# Problem description
Filter the entries and keep only the lines where the string "image" appears.

# Records for the exercise
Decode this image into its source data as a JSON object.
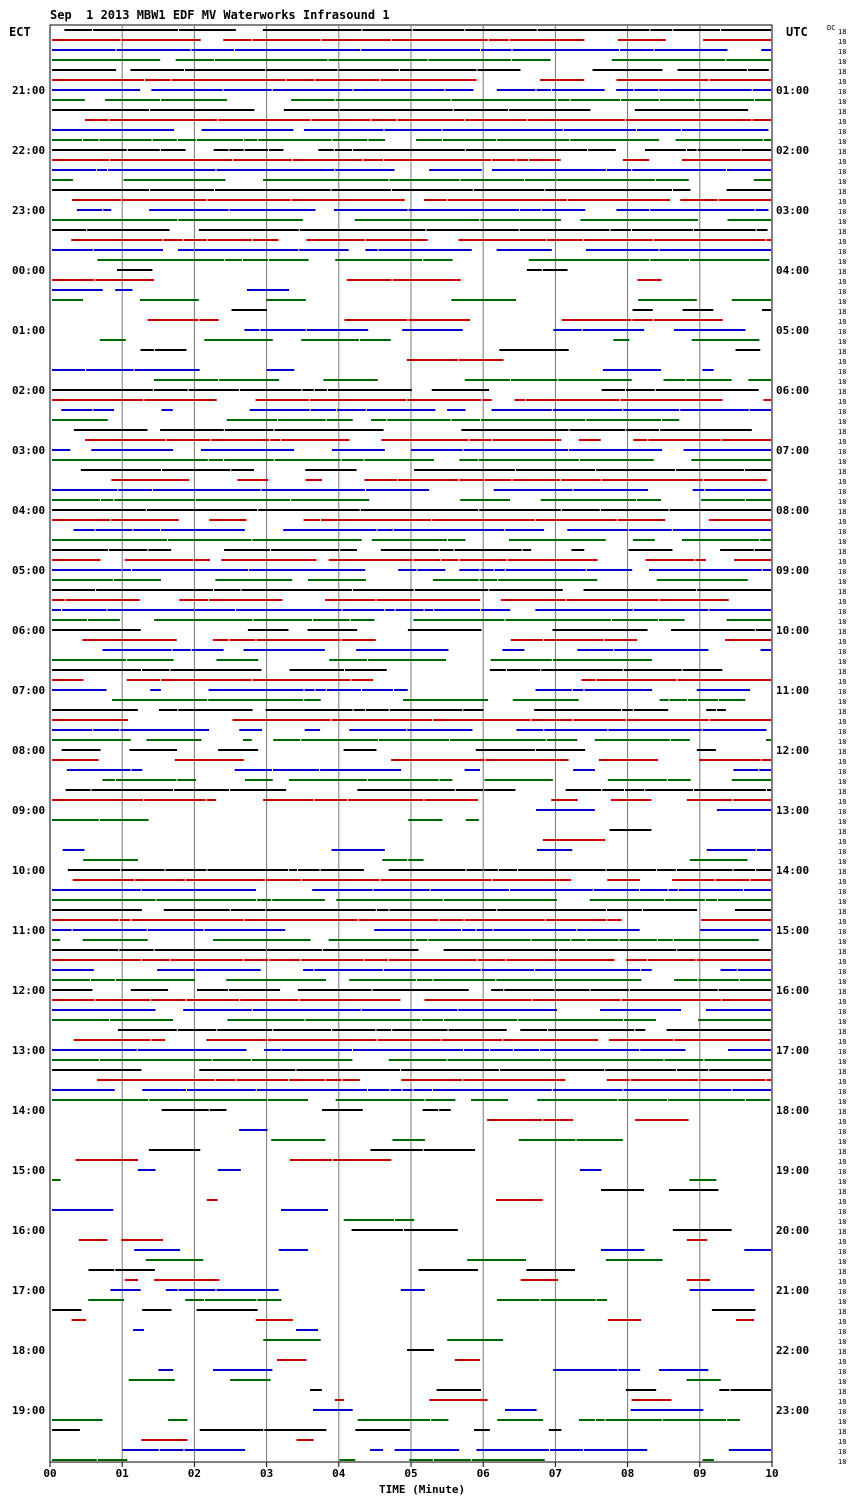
{
  "chart_data": {
    "type": "helicorder",
    "title": "Sep  1 2013 MBW1 EDF MV Waterworks Infrasound 1",
    "left_timezone": "ECT",
    "right_timezone": "UTC",
    "channel_label": "DC",
    "gain_value": "18",
    "xlabel": "TIME (Minute)",
    "xlim": [
      0,
      10
    ],
    "x_ticks": [
      "00",
      "01",
      "02",
      "03",
      "04",
      "05",
      "06",
      "07",
      "08",
      "09",
      "10"
    ],
    "rows_per_hour": 6,
    "row_count": 144,
    "left_hour_labels": [
      "21:00",
      "22:00",
      "23:00",
      "00:00",
      "01:00",
      "02:00",
      "03:00",
      "04:00",
      "05:00",
      "06:00",
      "07:00",
      "08:00",
      "09:00",
      "10:00",
      "11:00",
      "12:00",
      "13:00",
      "14:00",
      "15:00",
      "16:00",
      "17:00",
      "18:00",
      "19:00"
    ],
    "right_hour_labels": [
      "01:00",
      "02:00",
      "03:00",
      "04:00",
      "05:00",
      "06:00",
      "07:00",
      "08:00",
      "09:00",
      "10:00",
      "11:00",
      "12:00",
      "13:00",
      "14:00",
      "15:00",
      "16:00",
      "17:00",
      "18:00",
      "19:00",
      "20:00",
      "21:00",
      "22:00",
      "23:00"
    ],
    "first_labeled_row": 6,
    "trace_colors": [
      "#000000",
      "#cc0000",
      "#0000cc",
      "#006600"
    ],
    "grid": true,
    "note_density": "traces become sparse between 00:00 and 02:00 ECT and after 13:00 ECT"
  }
}
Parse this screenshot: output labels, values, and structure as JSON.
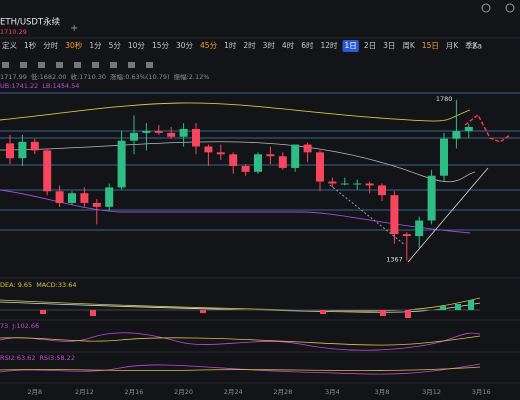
{
  "ui": {
    "tab": "ETH/USDT永续",
    "tab_price": "1710.29",
    "timeframes": [
      "定义",
      "1秒",
      "分时",
      "30秒",
      "1分",
      "5分",
      "10分",
      "15分",
      "30分",
      "45分",
      "1时",
      "2时",
      "3时",
      "4时",
      "6时",
      "12时",
      "1日",
      "2日",
      "3日",
      "周K",
      "15日",
      "月K",
      "季K"
    ],
    "active_index": 16,
    "highlight_indices": [
      3,
      9,
      20
    ],
    "right_label": "2a",
    "info": [
      "1717.99",
      "低:1682.00",
      "收:1710.30",
      "涨幅:0.63%(10.79)",
      "振幅:2.12%"
    ],
    "boll": [
      "UB:1741.22",
      "LB:1454.54"
    ],
    "macd": [
      "DEA: 9.65",
      "MACD:33.64"
    ],
    "kdj": [
      "73",
      "J:102.66"
    ],
    "rsi": [
      "RSI2:63.62",
      "RSI3:58.22"
    ]
  },
  "chart_data": {
    "type": "candlestick",
    "categories": [
      null,
      null,
      "2月8",
      null,
      null,
      null,
      "2月12",
      null,
      null,
      null,
      "2月16",
      null,
      null,
      null,
      "2月20",
      null,
      null,
      null,
      "2月24",
      null,
      null,
      null,
      "2月28",
      null,
      null,
      null,
      "3月4",
      null,
      null,
      null,
      "3月8",
      null,
      null,
      null,
      "3月12",
      null,
      null,
      null,
      "3月16"
    ],
    "open": [
      1668,
      1630,
      1672,
      1650,
      1545,
      1515,
      1540,
      1515,
      1505,
      1555,
      1675,
      1695,
      1700,
      1695,
      1685,
      1705,
      1660,
      1645,
      1640,
      1610,
      1595,
      1640,
      1635,
      1605,
      1665,
      1645,
      1570,
      1565,
      1565,
      1565,
      1560,
      1535,
      1435,
      1430,
      1470,
      1585,
      1680,
      1699.51,
      null
    ],
    "high": [
      1690,
      1690,
      1680,
      1655,
      1560,
      1545,
      1555,
      1525,
      1565,
      1700,
      1740,
      1720,
      1715,
      1710,
      1720,
      1720,
      1665,
      1665,
      1645,
      1615,
      1645,
      1660,
      1645,
      1665,
      1670,
      1650,
      1580,
      1580,
      1575,
      1570,
      1565,
      1545,
      1440,
      1480,
      1600,
      1695,
      1780,
      1717.99,
      null
    ],
    "low": [
      1615,
      1610,
      1640,
      1535,
      1505,
      1510,
      1505,
      1460,
      1495,
      1550,
      1640,
      1650,
      1690,
      1680,
      1660,
      1640,
      1610,
      1625,
      1590,
      1585,
      1590,
      1615,
      1600,
      1595,
      1620,
      1545,
      1555,
      1560,
      1550,
      1540,
      1520,
      1410,
      1367,
      1400,
      1460,
      1570,
      1655,
      1682.0,
      null
    ],
    "close": [
      1630,
      1672,
      1650,
      1545,
      1515,
      1540,
      1515,
      1505,
      1555,
      1675,
      1695,
      1700,
      1695,
      1685,
      1705,
      1660,
      1645,
      1640,
      1610,
      1595,
      1640,
      1635,
      1605,
      1665,
      1645,
      1570,
      1565,
      1565,
      1565,
      1560,
      1535,
      1435,
      1430,
      1470,
      1585,
      1680,
      1699.51,
      1710.3,
      null
    ],
    "up_color": "#2ebd85",
    "down_color": "#f6465d",
    "ylim": [
      1330,
      1800
    ],
    "annotations": [
      {
        "text": "1780"
      },
      {
        "text": "1367"
      }
    ]
  }
}
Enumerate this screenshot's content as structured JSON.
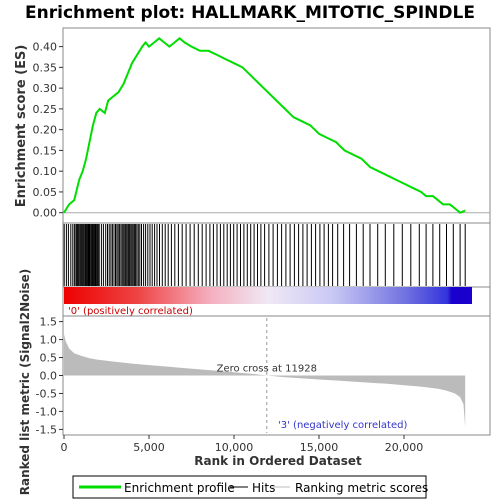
{
  "chart_data": {
    "title": "Enrichment plot: HALLMARK_MITOTIC_SPINDLE",
    "type": "line",
    "xlabel": "Rank in Ordered Dataset",
    "xlim": [
      0,
      24000
    ],
    "x_ticks": [
      "0",
      "5,000",
      "10,000",
      "15,000",
      "20,000"
    ],
    "x_tick_values": [
      0,
      5000,
      10000,
      15000,
      20000
    ],
    "es_panel": {
      "ylabel": "Enrichment score (ES)",
      "ylim": [
        -0.02,
        0.44
      ],
      "y_ticks": [
        "0.00",
        "0.05",
        "0.10",
        "0.15",
        "0.20",
        "0.25",
        "0.30",
        "0.35",
        "0.40"
      ],
      "y_tick_values": [
        0,
        0.05,
        0.1,
        0.15,
        0.2,
        0.25,
        0.3,
        0.35,
        0.4
      ],
      "series_name": "Enrichment profile",
      "color": "#00dd00",
      "x": [
        0,
        300,
        600,
        900,
        1100,
        1300,
        1500,
        1700,
        1900,
        2100,
        2400,
        2600,
        2900,
        3200,
        3500,
        3800,
        4000,
        4300,
        4600,
        4800,
        5000,
        5300,
        5600,
        5900,
        6200,
        6500,
        6800,
        7100,
        7500,
        8000,
        8500,
        9000,
        9500,
        10000,
        10500,
        11000,
        11500,
        12000,
        12500,
        13000,
        13500,
        14000,
        14500,
        15000,
        15500,
        16000,
        16500,
        17000,
        17500,
        18000,
        18500,
        19000,
        19500,
        20000,
        20500,
        21000,
        21300,
        21700,
        22000,
        22300,
        22700,
        23000,
        23300,
        23600
      ],
      "y": [
        0.0,
        0.02,
        0.03,
        0.08,
        0.1,
        0.13,
        0.17,
        0.21,
        0.24,
        0.25,
        0.24,
        0.27,
        0.28,
        0.29,
        0.31,
        0.34,
        0.36,
        0.38,
        0.4,
        0.41,
        0.4,
        0.41,
        0.42,
        0.41,
        0.4,
        0.41,
        0.42,
        0.41,
        0.4,
        0.39,
        0.39,
        0.38,
        0.37,
        0.36,
        0.35,
        0.33,
        0.31,
        0.29,
        0.27,
        0.25,
        0.23,
        0.22,
        0.21,
        0.19,
        0.18,
        0.17,
        0.15,
        0.14,
        0.13,
        0.11,
        0.1,
        0.09,
        0.08,
        0.07,
        0.06,
        0.05,
        0.04,
        0.04,
        0.03,
        0.02,
        0.02,
        0.01,
        0.0,
        0.005
      ]
    },
    "hits": [
      10,
      140,
      260,
      400,
      520,
      610,
      700,
      760,
      820,
      880,
      950,
      1010,
      1070,
      1130,
      1190,
      1250,
      1300,
      1360,
      1420,
      1470,
      1520,
      1580,
      1640,
      1690,
      1740,
      1800,
      1850,
      1900,
      1960,
      2010,
      2070,
      2200,
      2320,
      2450,
      2560,
      2660,
      2760,
      2850,
      2940,
      3030,
      3110,
      3190,
      3270,
      3350,
      3430,
      3510,
      3580,
      3650,
      3720,
      3790,
      3860,
      3930,
      4000,
      4070,
      4140,
      4210,
      4290,
      4370,
      4460,
      4560,
      4680,
      4800,
      4930,
      5060,
      5190,
      5330,
      5470,
      5620,
      5780,
      5950,
      6130,
      6320,
      6520,
      6730,
      6950,
      7180,
      7420,
      7660,
      7900,
      8130,
      8360,
      8580,
      8790,
      9000,
      9200,
      9400,
      9600,
      9790,
      9980,
      10180,
      10380,
      10580,
      10780,
      10980,
      11180,
      11380,
      11580,
      11800,
      12050,
      12300,
      12550,
      12800,
      13050,
      13300,
      13550,
      13800,
      14050,
      14300,
      14550,
      14800,
      15050,
      15300,
      15550,
      15800,
      16100,
      16450,
      16800,
      17200,
      17600,
      18000,
      18450,
      18900,
      19400,
      19900,
      20400,
      20900,
      21300,
      21700,
      22100,
      22500,
      22900,
      23300,
      23600
    ],
    "gradient_labels": {
      "positive": "'0' (positively correlated)",
      "negative": "'3' (negatively correlated)"
    },
    "metric_panel": {
      "ylabel": "Ranked list metric (Signal2Noise)",
      "ylim": [
        -1.6,
        1.6
      ],
      "y_ticks": [
        "-1.5",
        "-1.0",
        "-0.5",
        "0.0",
        "0.5",
        "1.0",
        "1.5"
      ],
      "y_tick_values": [
        -1.5,
        -1.0,
        -0.5,
        0.0,
        0.5,
        1.0,
        1.5
      ],
      "zero_cross_label": "Zero cross at 11928",
      "zero_cross": 11928,
      "x": [
        0,
        100,
        300,
        600,
        1000,
        1500,
        2000,
        3000,
        4000,
        5000,
        6000,
        7000,
        8000,
        9000,
        10000,
        11000,
        11928,
        13000,
        14000,
        15000,
        16000,
        17000,
        18000,
        19000,
        20000,
        21000,
        22000,
        22500,
        23000,
        23300,
        23500,
        23600
      ],
      "y": [
        1.15,
        0.95,
        0.75,
        0.62,
        0.55,
        0.48,
        0.44,
        0.38,
        0.33,
        0.29,
        0.25,
        0.21,
        0.17,
        0.13,
        0.09,
        0.05,
        0.0,
        -0.05,
        -0.08,
        -0.11,
        -0.14,
        -0.17,
        -0.2,
        -0.23,
        -0.27,
        -0.31,
        -0.37,
        -0.42,
        -0.5,
        -0.6,
        -0.8,
        -1.45
      ]
    },
    "legend": {
      "placement": "bottom",
      "items": [
        {
          "label": "Enrichment profile",
          "color": "#00dd00"
        },
        {
          "label": "Hits",
          "color": "#000000"
        },
        {
          "label": "Ranking metric scores",
          "color": "#bbbbbb"
        }
      ]
    }
  }
}
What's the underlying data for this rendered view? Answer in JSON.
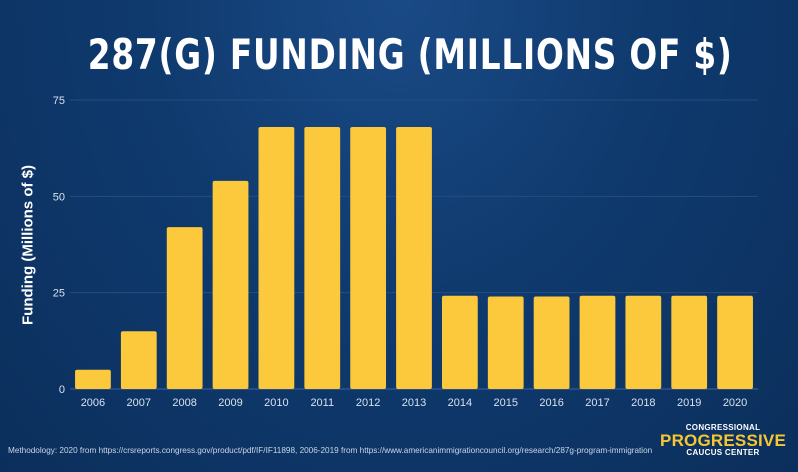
{
  "chart_data": {
    "type": "bar",
    "title": "287(G) FUNDING (MILLIONS OF $)",
    "xlabel": "",
    "ylabel": "Funding (Millions of $)",
    "categories": [
      "2006",
      "2007",
      "2008",
      "2009",
      "2010",
      "2011",
      "2012",
      "2013",
      "2014",
      "2015",
      "2016",
      "2017",
      "2018",
      "2019",
      "2020"
    ],
    "values": [
      5,
      15,
      42,
      54,
      68,
      68,
      68,
      68,
      24.2,
      24,
      24,
      24.2,
      24.2,
      24.2,
      24.2
    ],
    "ylim": [
      0,
      75
    ],
    "yticks": [
      0,
      25,
      50,
      75
    ],
    "grid": true,
    "bar_color": "#fbc93b"
  },
  "footnote": "Methodology: 2020 from https://crsreports.congress.gov/product/pdf/IF/IF11898, 2006-2019 from https://www.americanimmigrationcouncil.org/research/287g-program-immigration",
  "logo": {
    "line1": "CONGRESSIONAL",
    "line2": "PROGRESSIVE",
    "line3": "CAUCUS CENTER"
  }
}
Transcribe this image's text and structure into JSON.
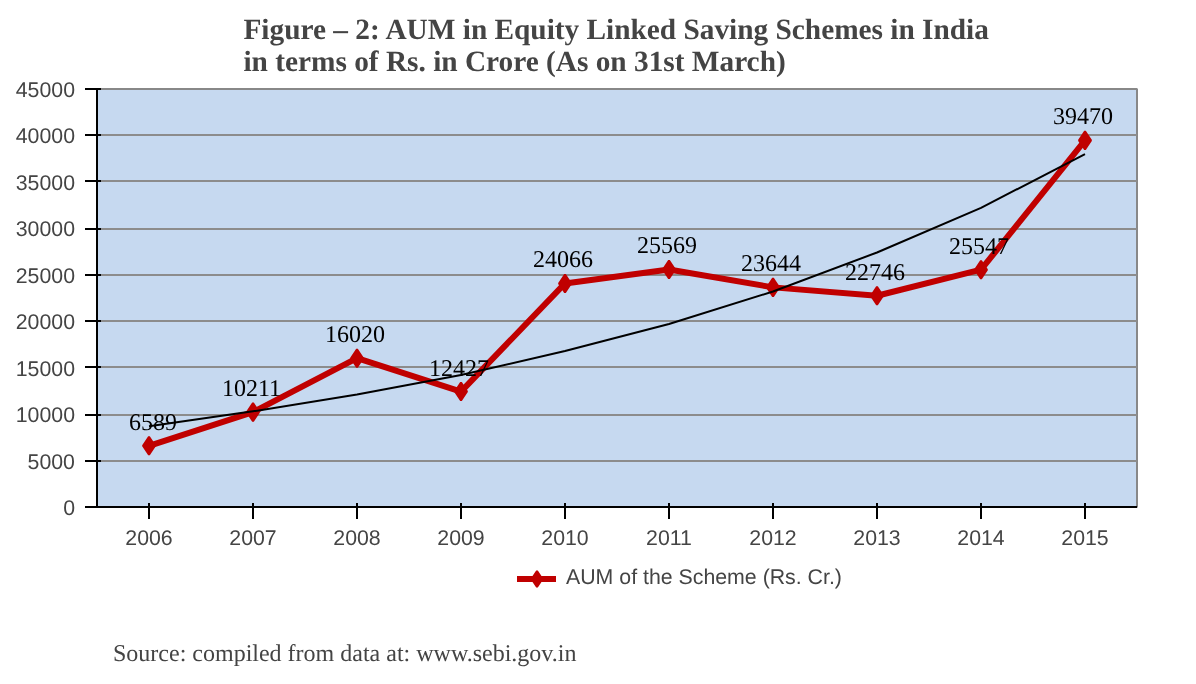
{
  "chart_data": {
    "type": "line",
    "title": "Figure – 2: AUM in Equity Linked Saving Schemes in India\nin terms of Rs. in Crore (As on 31st March)",
    "categories": [
      "2006",
      "2007",
      "2008",
      "2009",
      "2010",
      "2011",
      "2012",
      "2013",
      "2014",
      "2015"
    ],
    "series": [
      {
        "name": "AUM of the Scheme (Rs. Cr.)",
        "color": "#c00000",
        "values": [
          6589,
          10211,
          16020,
          12427,
          24066,
          25569,
          23644,
          22746,
          25547,
          39470
        ],
        "value_labels": [
          "6589",
          "10211",
          "16020",
          "12427",
          "24066",
          "25569",
          "23644",
          "22746",
          "25547",
          "39470"
        ],
        "marker": "diamond"
      },
      {
        "type": "line",
        "color": "#000000",
        "values": [
          8700,
          10300,
          12100,
          14200,
          16800,
          19700,
          23200,
          27400,
          32200,
          38000
        ],
        "marker": "none"
      }
    ],
    "ylim": [
      0,
      45000
    ],
    "yticks": [
      0,
      5000,
      10000,
      15000,
      20000,
      25000,
      30000,
      35000,
      40000,
      45000
    ],
    "grid": "y",
    "legend": "bottom",
    "line_style": "solid",
    "annotations": [
      "Source: compiled from data at: www.sebi.gov.in"
    ]
  }
}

# Written answer
Decode this image into its source data as a JSON object.
Transcribe this image's text and structure into JSON.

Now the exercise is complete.